● Exercise requirements:
Locate the word "Порядок" in the material, then show every line that holds it.

● Available data:
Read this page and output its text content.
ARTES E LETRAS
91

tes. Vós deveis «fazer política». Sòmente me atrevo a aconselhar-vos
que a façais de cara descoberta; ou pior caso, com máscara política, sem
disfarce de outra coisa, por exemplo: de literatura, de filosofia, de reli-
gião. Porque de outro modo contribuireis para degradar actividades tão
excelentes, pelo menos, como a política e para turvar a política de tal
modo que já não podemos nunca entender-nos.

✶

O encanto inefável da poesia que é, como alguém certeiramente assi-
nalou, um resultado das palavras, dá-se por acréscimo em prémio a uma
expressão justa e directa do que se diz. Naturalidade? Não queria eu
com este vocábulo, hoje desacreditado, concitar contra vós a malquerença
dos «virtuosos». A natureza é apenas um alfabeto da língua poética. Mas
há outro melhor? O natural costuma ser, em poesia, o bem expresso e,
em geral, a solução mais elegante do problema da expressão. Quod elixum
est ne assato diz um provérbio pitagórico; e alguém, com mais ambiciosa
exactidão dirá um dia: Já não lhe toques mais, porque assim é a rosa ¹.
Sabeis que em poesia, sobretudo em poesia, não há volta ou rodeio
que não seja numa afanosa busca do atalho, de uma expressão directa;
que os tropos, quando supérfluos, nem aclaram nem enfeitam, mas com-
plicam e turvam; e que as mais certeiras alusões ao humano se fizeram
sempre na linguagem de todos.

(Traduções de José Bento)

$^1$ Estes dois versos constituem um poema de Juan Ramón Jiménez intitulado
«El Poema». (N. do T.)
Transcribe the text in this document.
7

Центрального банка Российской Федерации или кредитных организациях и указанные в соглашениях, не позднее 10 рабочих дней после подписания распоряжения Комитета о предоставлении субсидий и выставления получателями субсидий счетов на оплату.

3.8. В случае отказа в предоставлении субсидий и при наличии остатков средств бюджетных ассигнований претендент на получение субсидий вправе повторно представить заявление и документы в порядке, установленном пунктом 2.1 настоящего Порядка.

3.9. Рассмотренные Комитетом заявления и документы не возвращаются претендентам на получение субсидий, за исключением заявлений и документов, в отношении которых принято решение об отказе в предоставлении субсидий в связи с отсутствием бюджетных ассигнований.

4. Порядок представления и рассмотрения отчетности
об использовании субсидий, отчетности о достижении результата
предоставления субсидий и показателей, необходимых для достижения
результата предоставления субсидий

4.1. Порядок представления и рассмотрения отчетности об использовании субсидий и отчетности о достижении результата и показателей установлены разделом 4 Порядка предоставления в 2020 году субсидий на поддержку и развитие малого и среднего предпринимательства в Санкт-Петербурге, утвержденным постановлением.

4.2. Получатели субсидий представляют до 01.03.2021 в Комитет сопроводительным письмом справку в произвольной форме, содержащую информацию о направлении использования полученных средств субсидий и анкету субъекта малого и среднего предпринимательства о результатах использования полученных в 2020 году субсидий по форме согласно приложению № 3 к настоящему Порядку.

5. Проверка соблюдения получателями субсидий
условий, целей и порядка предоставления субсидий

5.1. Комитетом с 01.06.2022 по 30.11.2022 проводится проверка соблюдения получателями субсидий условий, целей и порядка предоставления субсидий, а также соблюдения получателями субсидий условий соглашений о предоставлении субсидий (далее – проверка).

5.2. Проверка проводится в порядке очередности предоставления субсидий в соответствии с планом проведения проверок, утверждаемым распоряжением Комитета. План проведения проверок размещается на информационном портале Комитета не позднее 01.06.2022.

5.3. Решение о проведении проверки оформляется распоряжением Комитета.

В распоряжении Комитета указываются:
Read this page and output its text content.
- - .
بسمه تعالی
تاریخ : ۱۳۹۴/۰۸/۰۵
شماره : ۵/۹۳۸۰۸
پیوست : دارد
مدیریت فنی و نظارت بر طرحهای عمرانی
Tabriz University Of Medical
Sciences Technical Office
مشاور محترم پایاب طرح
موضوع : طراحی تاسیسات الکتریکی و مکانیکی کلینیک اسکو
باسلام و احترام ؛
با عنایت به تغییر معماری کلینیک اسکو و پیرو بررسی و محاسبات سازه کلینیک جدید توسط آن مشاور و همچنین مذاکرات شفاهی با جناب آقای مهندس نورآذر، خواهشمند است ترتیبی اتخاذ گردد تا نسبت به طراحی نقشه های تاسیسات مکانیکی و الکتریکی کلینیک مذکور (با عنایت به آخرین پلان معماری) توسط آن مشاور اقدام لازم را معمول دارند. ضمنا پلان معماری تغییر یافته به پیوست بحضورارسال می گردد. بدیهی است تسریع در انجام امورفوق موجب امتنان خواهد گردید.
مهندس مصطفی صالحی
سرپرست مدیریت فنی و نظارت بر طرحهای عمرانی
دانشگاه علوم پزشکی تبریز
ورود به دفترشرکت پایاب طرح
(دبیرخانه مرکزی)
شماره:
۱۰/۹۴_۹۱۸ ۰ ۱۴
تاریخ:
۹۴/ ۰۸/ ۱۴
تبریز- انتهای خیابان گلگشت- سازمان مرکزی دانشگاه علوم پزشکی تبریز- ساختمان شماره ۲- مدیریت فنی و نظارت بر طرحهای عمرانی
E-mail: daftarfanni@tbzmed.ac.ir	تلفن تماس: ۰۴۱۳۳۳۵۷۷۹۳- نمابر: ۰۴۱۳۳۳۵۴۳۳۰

● Reply to the exercise:
4. Порядок представления и рассмотрения отчетности
4.1. Порядок представления и рассмотрения отчетности об использовании субсидий и отчетности о достижении результата и показателей установлены разделом 4 Порядка предоставления в 2020 году субсидий на поддержку и развитие малого и среднего предпринимательства в Санкт-Петербурге, утвержденным постановлением.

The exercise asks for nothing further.